# Material for the task start

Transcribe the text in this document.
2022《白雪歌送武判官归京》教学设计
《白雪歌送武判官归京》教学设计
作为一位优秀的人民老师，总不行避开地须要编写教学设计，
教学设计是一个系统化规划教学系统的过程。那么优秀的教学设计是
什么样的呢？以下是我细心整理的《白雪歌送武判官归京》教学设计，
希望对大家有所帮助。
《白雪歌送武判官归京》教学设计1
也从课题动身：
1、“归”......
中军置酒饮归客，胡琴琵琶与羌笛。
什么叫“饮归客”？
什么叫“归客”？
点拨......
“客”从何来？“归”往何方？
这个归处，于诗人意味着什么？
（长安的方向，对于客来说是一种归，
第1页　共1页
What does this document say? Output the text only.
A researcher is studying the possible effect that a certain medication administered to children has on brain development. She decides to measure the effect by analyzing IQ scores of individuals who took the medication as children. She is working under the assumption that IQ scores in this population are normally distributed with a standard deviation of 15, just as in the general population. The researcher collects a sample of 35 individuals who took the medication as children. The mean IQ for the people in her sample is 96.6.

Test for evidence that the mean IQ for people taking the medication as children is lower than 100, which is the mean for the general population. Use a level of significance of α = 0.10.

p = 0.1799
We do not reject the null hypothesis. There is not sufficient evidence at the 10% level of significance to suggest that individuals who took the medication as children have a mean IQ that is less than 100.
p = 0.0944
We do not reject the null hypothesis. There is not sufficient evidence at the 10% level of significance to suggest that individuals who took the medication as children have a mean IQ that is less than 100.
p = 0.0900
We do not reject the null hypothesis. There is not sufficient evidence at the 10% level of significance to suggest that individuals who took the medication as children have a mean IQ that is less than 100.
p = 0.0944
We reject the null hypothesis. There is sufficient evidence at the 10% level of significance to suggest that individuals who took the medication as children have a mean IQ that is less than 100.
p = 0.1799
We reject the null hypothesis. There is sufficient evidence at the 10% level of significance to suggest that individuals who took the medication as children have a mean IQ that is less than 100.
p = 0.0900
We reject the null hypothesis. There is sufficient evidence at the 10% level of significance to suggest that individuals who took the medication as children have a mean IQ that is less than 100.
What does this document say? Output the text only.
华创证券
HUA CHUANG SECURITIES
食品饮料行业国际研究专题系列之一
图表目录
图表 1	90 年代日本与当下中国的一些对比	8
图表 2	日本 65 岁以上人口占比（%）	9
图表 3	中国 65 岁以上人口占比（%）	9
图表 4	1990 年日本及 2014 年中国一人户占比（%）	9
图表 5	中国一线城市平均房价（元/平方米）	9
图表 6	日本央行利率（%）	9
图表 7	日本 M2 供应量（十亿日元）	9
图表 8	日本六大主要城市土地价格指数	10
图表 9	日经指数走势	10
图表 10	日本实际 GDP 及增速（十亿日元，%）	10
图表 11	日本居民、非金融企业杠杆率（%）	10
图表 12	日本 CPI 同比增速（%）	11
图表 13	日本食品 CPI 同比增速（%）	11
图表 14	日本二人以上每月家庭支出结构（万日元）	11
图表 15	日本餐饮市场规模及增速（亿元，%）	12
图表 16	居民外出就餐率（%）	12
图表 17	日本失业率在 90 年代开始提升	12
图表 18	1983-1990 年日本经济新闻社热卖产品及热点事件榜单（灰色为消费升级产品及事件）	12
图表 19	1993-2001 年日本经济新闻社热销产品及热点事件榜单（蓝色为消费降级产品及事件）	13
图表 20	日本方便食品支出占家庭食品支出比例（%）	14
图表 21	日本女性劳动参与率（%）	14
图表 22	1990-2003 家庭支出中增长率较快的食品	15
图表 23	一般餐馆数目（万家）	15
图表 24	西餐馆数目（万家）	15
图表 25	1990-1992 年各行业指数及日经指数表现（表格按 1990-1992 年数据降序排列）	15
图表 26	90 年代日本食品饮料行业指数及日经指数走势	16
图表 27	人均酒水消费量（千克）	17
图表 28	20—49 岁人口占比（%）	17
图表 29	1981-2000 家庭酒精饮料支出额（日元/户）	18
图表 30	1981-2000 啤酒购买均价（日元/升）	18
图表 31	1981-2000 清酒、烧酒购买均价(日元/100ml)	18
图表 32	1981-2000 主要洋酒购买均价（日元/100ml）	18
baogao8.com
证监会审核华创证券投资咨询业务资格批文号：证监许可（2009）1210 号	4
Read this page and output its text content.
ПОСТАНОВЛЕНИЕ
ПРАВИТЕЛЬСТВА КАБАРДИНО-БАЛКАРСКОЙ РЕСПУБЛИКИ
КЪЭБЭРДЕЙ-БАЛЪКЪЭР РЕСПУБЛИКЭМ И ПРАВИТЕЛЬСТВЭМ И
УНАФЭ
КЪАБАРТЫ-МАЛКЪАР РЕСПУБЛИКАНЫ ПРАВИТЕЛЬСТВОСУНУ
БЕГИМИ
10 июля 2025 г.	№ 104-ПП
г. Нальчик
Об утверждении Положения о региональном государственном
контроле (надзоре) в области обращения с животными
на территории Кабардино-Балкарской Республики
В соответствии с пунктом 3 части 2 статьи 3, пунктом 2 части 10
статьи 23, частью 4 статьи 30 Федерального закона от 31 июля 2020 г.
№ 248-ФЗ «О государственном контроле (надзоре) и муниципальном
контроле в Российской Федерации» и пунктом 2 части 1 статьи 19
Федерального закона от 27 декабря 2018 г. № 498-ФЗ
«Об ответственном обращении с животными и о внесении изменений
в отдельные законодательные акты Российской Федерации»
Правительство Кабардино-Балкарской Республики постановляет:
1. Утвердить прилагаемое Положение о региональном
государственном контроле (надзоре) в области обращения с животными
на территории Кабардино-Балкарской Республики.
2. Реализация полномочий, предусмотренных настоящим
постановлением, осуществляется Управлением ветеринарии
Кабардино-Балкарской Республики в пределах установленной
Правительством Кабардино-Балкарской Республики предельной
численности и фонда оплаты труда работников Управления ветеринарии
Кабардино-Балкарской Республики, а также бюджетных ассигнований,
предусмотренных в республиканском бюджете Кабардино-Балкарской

# Material for the task end

> Brief
Write out the complete set of records exactly as given.

> Response to this task
Transcribe the text in this document.
2022《白雪歌送武判官归京》教学设计
《白雪歌送武判官归京》教学设计
作为一位优秀的人民老师，总不行避开地须要编写教学设计，
教学设计是一个系统化规划教学系统的过程。那么优秀的教学设计是
什么样的呢？以下是我细心整理的《白雪歌送武判官归京》教学设计，
希望对大家有所帮助。
《白雪歌送武判官归京》教学设计1
也从课题动身：
1、“归”......
中军置酒饮归客，胡琴琵琶与羌笛。
什么叫“饮归客”？
什么叫“归客”？
点拨......
“客”从何来？“归”往何方？
这个归处，于诗人意味着什么？
（长安的方向，对于客来说是一种归，
第1页　共1页
What does this document say? Output the text only.
A researcher is studying the possible effect that a certain medication administered to children has on brain development. She decides to measure the effect by analyzing IQ scores of individuals who took the medication as children. She is working under the assumption that IQ scores in this population are normally distributed with a standard deviation of 15, just as in the general population. The researcher collects a sample of 35 individuals who took the medication as children. The mean IQ for the people in her sample is 96.6.

Test for evidence that the mean IQ for people taking the medication as children is lower than 100, which is the mean for the general population. Use a level of significance of α = 0.10.

p = 0.1799
We do not reject the null hypothesis. There is not sufficient evidence at the 10% level of significance to suggest that individuals who took the medication as children have a mean IQ that is less than 100.
p = 0.0944
We do not reject the null hypothesis. There is not sufficient evidence at the 10% level of significance to suggest that individuals who took the medication as children have a mean IQ that is less than 100.
p = 0.0900
We do not reject the null hypothesis. There is not sufficient evidence at the 10% level of significance to suggest that individuals who took the medication as children have a mean IQ that is less than 100.
p = 0.0944
We reject the null hypothesis. There is sufficient evidence at the 10% level of significance to suggest that individuals who took the medication as children have a mean IQ that is less than 100.
p = 0.1799
We reject the null hypothesis. There is sufficient evidence at the 10% level of significance to suggest that individuals who took the medication as children have a mean IQ that is less than 100.
p = 0.0900
We reject the null hypothesis. There is sufficient evidence at the 10% level of significance to suggest that individuals who took the medication as children have a mean IQ that is less than 100.
What does this document say? Output the text only.
华创证券
HUA CHUANG SECURITIES
食品饮料行业国际研究专题系列之一
图表目录
图表 1	90 年代日本与当下中国的一些对比	8
图表 2	日本 65 岁以上人口占比（%）	9
图表 3	中国 65 岁以上人口占比（%）	9
图表 4	1990 年日本及 2014 年中国一人户占比（%）	9
图表 5	中国一线城市平均房价（元/平方米）	9
图表 6	日本央行利率（%）	9
图表 7	日本 M2 供应量（十亿日元）	9
图表 8	日本六大主要城市土地价格指数	10
图表 9	日经指数走势	10
图表 10	日本实际 GDP 及增速（十亿日元，%）	10
图表 11	日本居民、非金融企业杠杆率（%）	10
图表 12	日本 CPI 同比增速（%）	11
图表 13	日本食品 CPI 同比增速（%）	11
图表 14	日本二人以上每月家庭支出结构（万日元）	11
图表 15	日本餐饮市场规模及增速（亿元，%）	12
图表 16	居民外出就餐率（%）	12
图表 17	日本失业率在 90 年代开始提升	12
图表 18	1983-1990 年日本经济新闻社热卖产品及热点事件榜单（灰色为消费升级产品及事件）	12
图表 19	1993-2001 年日本经济新闻社热销产品及热点事件榜单（蓝色为消费降级产品及事件）	13
图表 20	日本方便食品支出占家庭食品支出比例（%）	14
图表 21	日本女性劳动参与率（%）	14
图表 22	1990-2003 家庭支出中增长率较快的食品	15
图表 23	一般餐馆数目（万家）	15
图表 24	西餐馆数目（万家）	15
图表 25	1990-1992 年各行业指数及日经指数表现（表格按 1990-1992 年数据降序排列）	15
图表 26	90 年代日本食品饮料行业指数及日经指数走势	16
图表 27	人均酒水消费量（千克）	17
图表 28	20—49 岁人口占比（%）	17
图表 29	1981-2000 家庭酒精饮料支出额（日元/户）	18
图表 30	1981-2000 啤酒购买均价（日元/升）	18
图表 31	1981-2000 清酒、烧酒购买均价(日元/100ml)	18
图表 32	1981-2000 主要洋酒购买均价（日元/100ml）	18
baogao8.com
证监会审核华创证券投资咨询业务资格批文号：证监许可（2009）1210 号	4
Read this page and output its text content.
ПОСТАНОВЛЕНИЕ
ПРАВИТЕЛЬСТВА КАБАРДИНО-БАЛКАРСКОЙ РЕСПУБЛИКИ
КЪЭБЭРДЕЙ-БАЛЪКЪЭР РЕСПУБЛИКЭМ И ПРАВИТЕЛЬСТВЭМ И
УНАФЭ
КЪАБАРТЫ-МАЛКЪАР РЕСПУБЛИКАНЫ ПРАВИТЕЛЬСТВОСУНУ
БЕГИМИ
10 июля 2025 г.	№ 104-ПП
г. Нальчик
Об утверждении Положения о региональном государственном
контроле (надзоре) в области обращения с животными
на территории Кабардино-Балкарской Республики
В соответствии с пунктом 3 части 2 статьи 3, пунктом 2 части 10
статьи 23, частью 4 статьи 30 Федерального закона от 31 июля 2020 г.
№ 248-ФЗ «О государственном контроле (надзоре) и муниципальном
контроле в Российской Федерации» и пунктом 2 части 1 статьи 19
Федерального закона от 27 декабря 2018 г. № 498-ФЗ
«Об ответственном обращении с животными и о внесении изменений
в отдельные законодательные акты Российской Федерации»
Правительство Кабардино-Балкарской Республики постановляет:
1. Утвердить прилагаемое Положение о региональном
государственном контроле (надзоре) в области обращения с животными
на территории Кабардино-Балкарской Республики.
2. Реализация полномочий, предусмотренных настоящим
постановлением, осуществляется Управлением ветеринарии
Кабардино-Балкарской Республики в пределах установленной
Правительством Кабардино-Балкарской Республики предельной
численности и фонда оплаты труда работников Управления ветеринарии
Кабардино-Балкарской Республики, а также бюджетных ассигнований,
предусмотренных в республиканском бюджете Кабардино-Балкарской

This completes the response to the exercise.